_What is being asked_
Count how many lines below include the string "Suzie", and give that number without anything else.

_Supplied material_
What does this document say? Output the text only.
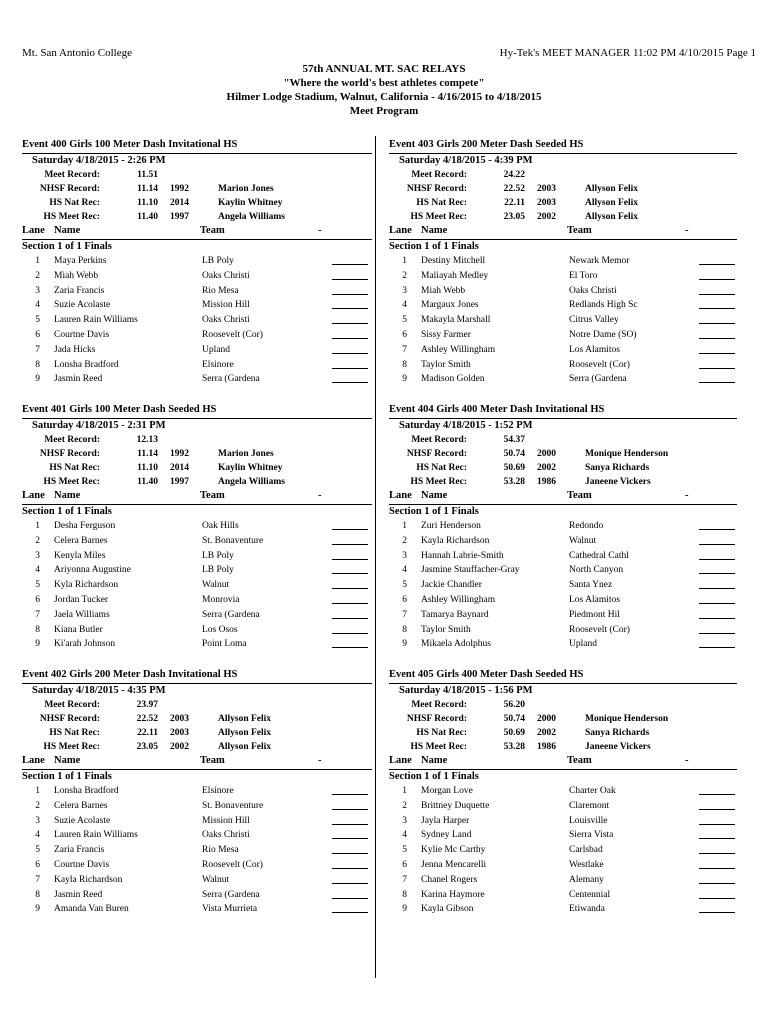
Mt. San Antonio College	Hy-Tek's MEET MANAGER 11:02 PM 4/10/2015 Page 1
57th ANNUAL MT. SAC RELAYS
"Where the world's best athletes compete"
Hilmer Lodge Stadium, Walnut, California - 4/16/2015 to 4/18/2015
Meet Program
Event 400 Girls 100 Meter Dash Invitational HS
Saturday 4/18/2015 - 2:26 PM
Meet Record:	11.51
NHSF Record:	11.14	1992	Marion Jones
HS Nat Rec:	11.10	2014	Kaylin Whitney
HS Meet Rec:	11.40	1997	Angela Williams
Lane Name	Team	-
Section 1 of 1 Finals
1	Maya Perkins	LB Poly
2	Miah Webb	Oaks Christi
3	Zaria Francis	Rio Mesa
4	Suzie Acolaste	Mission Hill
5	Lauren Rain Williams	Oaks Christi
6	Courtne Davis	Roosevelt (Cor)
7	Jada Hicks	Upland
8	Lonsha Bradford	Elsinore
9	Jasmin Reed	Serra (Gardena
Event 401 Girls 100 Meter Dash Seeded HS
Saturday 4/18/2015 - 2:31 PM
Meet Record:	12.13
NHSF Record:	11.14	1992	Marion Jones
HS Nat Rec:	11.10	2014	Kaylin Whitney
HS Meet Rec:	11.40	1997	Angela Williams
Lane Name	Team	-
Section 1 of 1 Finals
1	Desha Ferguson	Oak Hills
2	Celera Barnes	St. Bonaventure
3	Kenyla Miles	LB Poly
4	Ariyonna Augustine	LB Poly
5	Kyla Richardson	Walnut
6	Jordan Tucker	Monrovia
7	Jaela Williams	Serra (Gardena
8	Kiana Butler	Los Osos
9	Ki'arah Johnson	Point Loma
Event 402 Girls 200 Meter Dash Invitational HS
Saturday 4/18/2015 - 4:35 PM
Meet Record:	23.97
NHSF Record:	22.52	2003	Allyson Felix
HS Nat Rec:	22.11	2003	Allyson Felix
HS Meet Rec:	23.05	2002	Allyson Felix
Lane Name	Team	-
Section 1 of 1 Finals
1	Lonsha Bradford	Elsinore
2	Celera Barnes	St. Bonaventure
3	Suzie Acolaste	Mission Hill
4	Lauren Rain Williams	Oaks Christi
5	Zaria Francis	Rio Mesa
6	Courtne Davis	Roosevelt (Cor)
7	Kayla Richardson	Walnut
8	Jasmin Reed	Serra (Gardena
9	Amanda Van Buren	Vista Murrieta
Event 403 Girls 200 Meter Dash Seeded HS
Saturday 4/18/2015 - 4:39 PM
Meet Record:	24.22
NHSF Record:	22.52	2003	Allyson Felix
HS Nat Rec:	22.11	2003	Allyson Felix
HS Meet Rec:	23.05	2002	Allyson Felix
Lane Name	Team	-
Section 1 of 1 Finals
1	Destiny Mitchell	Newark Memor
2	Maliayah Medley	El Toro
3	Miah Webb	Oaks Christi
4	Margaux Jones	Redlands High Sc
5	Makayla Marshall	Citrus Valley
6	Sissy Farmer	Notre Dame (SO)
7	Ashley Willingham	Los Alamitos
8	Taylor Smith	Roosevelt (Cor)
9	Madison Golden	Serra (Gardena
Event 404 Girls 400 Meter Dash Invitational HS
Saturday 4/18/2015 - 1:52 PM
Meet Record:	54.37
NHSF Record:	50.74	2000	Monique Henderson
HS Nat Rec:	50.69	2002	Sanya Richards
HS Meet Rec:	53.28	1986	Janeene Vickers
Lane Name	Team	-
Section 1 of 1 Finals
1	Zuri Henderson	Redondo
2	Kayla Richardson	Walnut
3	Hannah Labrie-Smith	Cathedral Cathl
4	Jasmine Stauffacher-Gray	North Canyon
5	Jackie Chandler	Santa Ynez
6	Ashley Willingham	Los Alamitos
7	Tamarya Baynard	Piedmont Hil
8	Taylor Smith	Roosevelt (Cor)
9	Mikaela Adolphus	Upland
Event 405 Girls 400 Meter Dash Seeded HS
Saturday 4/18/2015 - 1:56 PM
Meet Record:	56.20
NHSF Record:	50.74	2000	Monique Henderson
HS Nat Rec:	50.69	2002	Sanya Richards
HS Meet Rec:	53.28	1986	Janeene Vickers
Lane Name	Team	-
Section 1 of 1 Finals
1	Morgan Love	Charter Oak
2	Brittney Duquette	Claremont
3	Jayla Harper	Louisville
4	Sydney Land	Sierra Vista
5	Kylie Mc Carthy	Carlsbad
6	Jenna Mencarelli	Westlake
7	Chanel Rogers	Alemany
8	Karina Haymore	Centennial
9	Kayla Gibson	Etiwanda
==
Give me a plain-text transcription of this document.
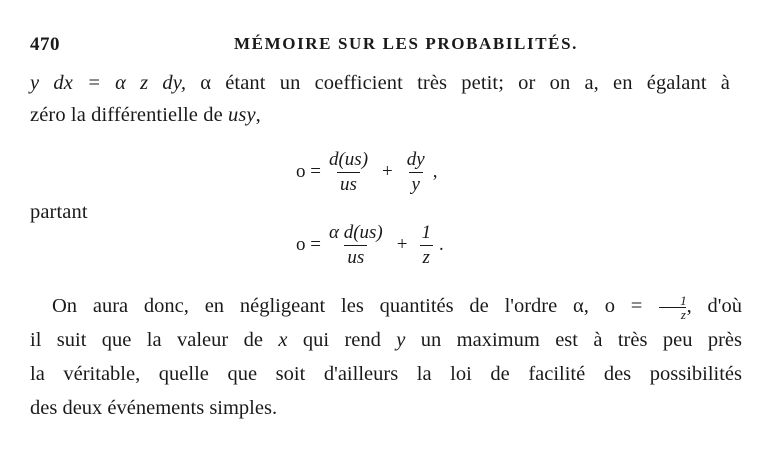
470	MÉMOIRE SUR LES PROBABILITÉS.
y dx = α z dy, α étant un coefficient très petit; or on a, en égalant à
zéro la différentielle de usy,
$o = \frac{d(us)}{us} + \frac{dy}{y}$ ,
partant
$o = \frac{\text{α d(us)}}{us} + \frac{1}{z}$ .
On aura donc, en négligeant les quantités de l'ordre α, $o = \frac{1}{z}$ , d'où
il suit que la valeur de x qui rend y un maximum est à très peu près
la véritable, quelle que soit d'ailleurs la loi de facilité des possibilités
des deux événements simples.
---
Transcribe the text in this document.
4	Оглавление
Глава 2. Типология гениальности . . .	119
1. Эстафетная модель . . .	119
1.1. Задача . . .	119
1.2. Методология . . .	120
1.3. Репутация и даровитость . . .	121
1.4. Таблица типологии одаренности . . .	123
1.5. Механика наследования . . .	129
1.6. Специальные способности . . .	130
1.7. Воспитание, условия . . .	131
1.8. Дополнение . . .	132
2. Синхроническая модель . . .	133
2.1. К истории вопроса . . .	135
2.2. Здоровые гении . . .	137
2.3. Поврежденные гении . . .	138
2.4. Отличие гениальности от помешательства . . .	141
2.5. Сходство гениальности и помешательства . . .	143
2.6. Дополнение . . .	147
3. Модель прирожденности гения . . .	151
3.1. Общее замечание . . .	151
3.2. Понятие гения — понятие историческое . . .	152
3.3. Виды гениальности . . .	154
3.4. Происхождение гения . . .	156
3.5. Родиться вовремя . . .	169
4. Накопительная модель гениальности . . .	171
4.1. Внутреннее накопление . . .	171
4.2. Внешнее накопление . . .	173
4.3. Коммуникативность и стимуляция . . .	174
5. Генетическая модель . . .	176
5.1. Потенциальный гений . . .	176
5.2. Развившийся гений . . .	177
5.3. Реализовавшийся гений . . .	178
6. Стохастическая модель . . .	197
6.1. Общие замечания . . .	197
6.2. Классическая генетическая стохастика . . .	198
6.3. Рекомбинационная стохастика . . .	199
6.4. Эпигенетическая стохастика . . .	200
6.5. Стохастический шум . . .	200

_Correct answer_
2